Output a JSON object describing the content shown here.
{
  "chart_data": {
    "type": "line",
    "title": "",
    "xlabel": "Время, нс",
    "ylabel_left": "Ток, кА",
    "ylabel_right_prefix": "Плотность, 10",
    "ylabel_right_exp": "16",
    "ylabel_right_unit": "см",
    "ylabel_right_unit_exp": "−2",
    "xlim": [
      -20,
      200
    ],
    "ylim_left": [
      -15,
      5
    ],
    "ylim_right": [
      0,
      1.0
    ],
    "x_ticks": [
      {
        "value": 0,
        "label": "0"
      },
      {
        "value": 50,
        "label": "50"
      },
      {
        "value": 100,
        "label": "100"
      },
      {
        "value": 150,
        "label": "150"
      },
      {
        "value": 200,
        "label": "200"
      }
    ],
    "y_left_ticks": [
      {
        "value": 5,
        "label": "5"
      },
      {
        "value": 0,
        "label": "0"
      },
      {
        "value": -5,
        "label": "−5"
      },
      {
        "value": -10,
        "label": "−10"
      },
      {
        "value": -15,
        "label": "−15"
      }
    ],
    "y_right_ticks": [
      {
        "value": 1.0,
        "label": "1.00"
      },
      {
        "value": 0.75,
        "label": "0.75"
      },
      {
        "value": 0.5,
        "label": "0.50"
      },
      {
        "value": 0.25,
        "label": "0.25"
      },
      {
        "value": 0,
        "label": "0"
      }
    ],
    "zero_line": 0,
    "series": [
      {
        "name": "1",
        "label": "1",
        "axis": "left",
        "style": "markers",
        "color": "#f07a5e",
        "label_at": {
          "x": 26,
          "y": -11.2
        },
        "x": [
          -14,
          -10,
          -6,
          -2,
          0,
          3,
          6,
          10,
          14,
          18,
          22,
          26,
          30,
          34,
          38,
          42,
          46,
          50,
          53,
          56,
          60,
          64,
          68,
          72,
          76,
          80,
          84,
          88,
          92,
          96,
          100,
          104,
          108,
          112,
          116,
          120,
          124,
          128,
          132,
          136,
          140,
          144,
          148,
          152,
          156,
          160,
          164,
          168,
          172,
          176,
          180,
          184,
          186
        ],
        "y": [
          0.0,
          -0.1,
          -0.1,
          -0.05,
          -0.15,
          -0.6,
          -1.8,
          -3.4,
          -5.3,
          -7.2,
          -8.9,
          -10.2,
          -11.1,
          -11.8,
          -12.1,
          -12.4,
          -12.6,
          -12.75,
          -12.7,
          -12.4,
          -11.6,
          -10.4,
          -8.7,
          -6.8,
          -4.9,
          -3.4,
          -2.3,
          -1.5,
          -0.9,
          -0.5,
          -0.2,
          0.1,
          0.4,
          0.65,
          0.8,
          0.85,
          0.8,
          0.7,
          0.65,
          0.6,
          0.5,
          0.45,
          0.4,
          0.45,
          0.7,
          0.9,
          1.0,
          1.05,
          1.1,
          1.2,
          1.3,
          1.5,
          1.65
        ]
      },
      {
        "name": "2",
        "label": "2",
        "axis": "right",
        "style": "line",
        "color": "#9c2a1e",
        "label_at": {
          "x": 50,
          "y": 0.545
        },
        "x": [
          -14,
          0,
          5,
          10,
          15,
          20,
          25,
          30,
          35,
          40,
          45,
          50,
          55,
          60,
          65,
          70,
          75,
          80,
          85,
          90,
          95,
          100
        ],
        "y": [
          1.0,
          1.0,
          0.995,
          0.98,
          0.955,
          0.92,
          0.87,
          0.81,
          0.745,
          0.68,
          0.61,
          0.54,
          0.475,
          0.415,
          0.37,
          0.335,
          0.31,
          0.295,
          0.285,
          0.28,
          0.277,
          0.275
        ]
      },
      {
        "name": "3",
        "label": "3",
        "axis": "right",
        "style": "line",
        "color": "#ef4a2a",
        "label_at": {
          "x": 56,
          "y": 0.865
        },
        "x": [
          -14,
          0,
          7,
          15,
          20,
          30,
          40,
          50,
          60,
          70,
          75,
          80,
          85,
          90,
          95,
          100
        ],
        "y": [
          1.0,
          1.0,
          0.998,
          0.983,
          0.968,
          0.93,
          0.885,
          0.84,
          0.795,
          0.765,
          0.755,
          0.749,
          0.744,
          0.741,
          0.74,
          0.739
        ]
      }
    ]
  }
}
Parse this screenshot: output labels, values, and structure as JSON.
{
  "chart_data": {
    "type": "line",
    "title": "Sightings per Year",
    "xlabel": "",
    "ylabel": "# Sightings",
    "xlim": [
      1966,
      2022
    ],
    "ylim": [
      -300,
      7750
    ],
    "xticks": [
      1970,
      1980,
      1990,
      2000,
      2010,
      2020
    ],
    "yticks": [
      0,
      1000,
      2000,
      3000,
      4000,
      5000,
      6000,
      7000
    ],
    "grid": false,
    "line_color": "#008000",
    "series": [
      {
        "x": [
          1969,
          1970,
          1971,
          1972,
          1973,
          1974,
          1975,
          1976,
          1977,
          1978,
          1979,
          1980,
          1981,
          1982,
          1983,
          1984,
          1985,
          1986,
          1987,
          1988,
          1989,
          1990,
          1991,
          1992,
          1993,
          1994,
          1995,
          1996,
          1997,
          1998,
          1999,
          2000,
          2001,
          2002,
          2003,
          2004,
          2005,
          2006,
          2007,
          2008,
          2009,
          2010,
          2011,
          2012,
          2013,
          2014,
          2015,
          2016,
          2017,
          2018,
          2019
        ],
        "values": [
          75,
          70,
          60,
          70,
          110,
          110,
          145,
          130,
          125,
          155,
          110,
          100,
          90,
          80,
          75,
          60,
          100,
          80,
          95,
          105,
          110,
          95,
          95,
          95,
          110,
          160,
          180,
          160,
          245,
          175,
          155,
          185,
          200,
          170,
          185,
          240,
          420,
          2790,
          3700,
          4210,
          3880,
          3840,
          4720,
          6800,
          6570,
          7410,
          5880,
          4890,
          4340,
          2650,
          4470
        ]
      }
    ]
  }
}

************

Exercise prompt: Copy every line of the records word for word.

Response for this exercise:
Output a JSON object describing the content shown here.
{
  "chart_data": {
    "type": "line",
    "title": "",
    "xlabel": "Время, нс",
    "ylabel_left": "Ток, кА",
    "ylabel_right_prefix": "Плотность, 10",
    "ylabel_right_exp": "16",
    "ylabel_right_unit": "см",
    "ylabel_right_unit_exp": "−2",
    "xlim": [
      -20,
      200
    ],
    "ylim_left": [
      -15,
      5
    ],
    "ylim_right": [
      0,
      1.0
    ],
    "x_ticks": [
      {
        "value": 0,
        "label": "0"
      },
      {
        "value": 50,
        "label": "50"
      },
      {
        "value": 100,
        "label": "100"
      },
      {
        "value": 150,
        "label": "150"
      },
      {
        "value": 200,
        "label": "200"
      }
    ],
    "y_left_ticks": [
      {
        "value": 5,
        "label": "5"
      },
      {
        "value": 0,
        "label": "0"
      },
      {
        "value": -5,
        "label": "−5"
      },
      {
        "value": -10,
        "label": "−10"
      },
      {
        "value": -15,
        "label": "−15"
      }
    ],
    "y_right_ticks": [
      {
        "value": 1.0,
        "label": "1.00"
      },
      {
        "value": 0.75,
        "label": "0.75"
      },
      {
        "value": 0.5,
        "label": "0.50"
      },
      {
        "value": 0.25,
        "label": "0.25"
      },
      {
        "value": 0,
        "label": "0"
      }
    ],
    "zero_line": 0,
    "series": [
      {
        "name": "1",
        "label": "1",
        "axis": "left",
        "style": "markers",
        "color": "#f07a5e",
        "label_at": {
          "x": 26,
          "y": -11.2
        },
        "x": [
          -14,
          -10,
          -6,
          -2,
          0,
          3,
          6,
          10,
          14,
          18,
          22,
          26,
          30,
          34,
          38,
          42,
          46,
          50,
          53,
          56,
          60,
          64,
          68,
          72,
          76,
          80,
          84,
          88,
          92,
          96,
          100,
          104,
          108,
          112,
          116,
          120,
          124,
          128,
          132,
          136,
          140,
          144,
          148,
          152,
          156,
          160,
          164,
          168,
          172,
          176,
          180,
          184,
          186
        ],
        "y": [
          0.0,
          -0.1,
          -0.1,
          -0.05,
          -0.15,
          -0.6,
          -1.8,
          -3.4,
          -5.3,
          -7.2,
          -8.9,
          -10.2,
          -11.1,
          -11.8,
          -12.1,
          -12.4,
          -12.6,
          -12.75,
          -12.7,
          -12.4,
          -11.6,
          -10.4,
          -8.7,
          -6.8,
          -4.9,
          -3.4,
          -2.3,
          -1.5,
          -0.9,
          -0.5,
          -0.2,
          0.1,
          0.4,
          0.65,
          0.8,
          0.85,
          0.8,
          0.7,
          0.65,
          0.6,
          0.5,
          0.45,
          0.4,
          0.45,
          0.7,
          0.9,
          1.0,
          1.05,
          1.1,
          1.2,
          1.3,
          1.5,
          1.65
        ]
      },
      {
        "name": "2",
        "label": "2",
        "axis": "right",
        "style": "line",
        "color": "#9c2a1e",
        "label_at": {
          "x": 50,
          "y": 0.545
        },
        "x": [
          -14,
          0,
          5,
          10,
          15,
          20,
          25,
          30,
          35,
          40,
          45,
          50,
          55,
          60,
          65,
          70,
          75,
          80,
          85,
          90,
          95,
          100
        ],
        "y": [
          1.0,
          1.0,
          0.995,
          0.98,
          0.955,
          0.92,
          0.87,
          0.81,
          0.745,
          0.68,
          0.61,
          0.54,
          0.475,
          0.415,
          0.37,
          0.335,
          0.31,
          0.295,
          0.285,
          0.28,
          0.277,
          0.275
        ]
      },
      {
        "name": "3",
        "label": "3",
        "axis": "right",
        "style": "line",
        "color": "#ef4a2a",
        "label_at": {
          "x": 56,
          "y": 0.865
        },
        "x": [
          -14,
          0,
          7,
          15,
          20,
          30,
          40,
          50,
          60,
          70,
          75,
          80,
          85,
          90,
          95,
          100
        ],
        "y": [
          1.0,
          1.0,
          0.998,
          0.983,
          0.968,
          0.93,
          0.885,
          0.84,
          0.795,
          0.765,
          0.755,
          0.749,
          0.744,
          0.741,
          0.74,
          0.739
        ]
      }
    ]
  }
}
Parse this screenshot: output labels, values, and structure as JSON.
{
  "chart_data": {
    "type": "line",
    "title": "Sightings per Year",
    "xlabel": "",
    "ylabel": "# Sightings",
    "xlim": [
      1966,
      2022
    ],
    "ylim": [
      -300,
      7750
    ],
    "xticks": [
      1970,
      1980,
      1990,
      2000,
      2010,
      2020
    ],
    "yticks": [
      0,
      1000,
      2000,
      3000,
      4000,
      5000,
      6000,
      7000
    ],
    "grid": false,
    "line_color": "#008000",
    "series": [
      {
        "x": [
          1969,
          1970,
          1971,
          1972,
          1973,
          1974,
          1975,
          1976,
          1977,
          1978,
          1979,
          1980,
          1981,
          1982,
          1983,
          1984,
          1985,
          1986,
          1987,
          1988,
          1989,
          1990,
          1991,
          1992,
          1993,
          1994,
          1995,
          1996,
          1997,
          1998,
          1999,
          2000,
          2001,
          2002,
          2003,
          2004,
          2005,
          2006,
          2007,
          2008,
          2009,
          2010,
          2011,
          2012,
          2013,
          2014,
          2015,
          2016,
          2017,
          2018,
          2019
        ],
        "values": [
          75,
          70,
          60,
          70,
          110,
          110,
          145,
          130,
          125,
          155,
          110,
          100,
          90,
          80,
          75,
          60,
          100,
          80,
          95,
          105,
          110,
          95,
          95,
          95,
          110,
          160,
          180,
          160,
          245,
          175,
          155,
          185,
          200,
          170,
          185,
          240,
          420,
          2790,
          3700,
          4210,
          3880,
          3840,
          4720,
          6800,
          6570,
          7410,
          5880,
          4890,
          4340,
          2650,
          4470
        ]
      }
    ]
  }
}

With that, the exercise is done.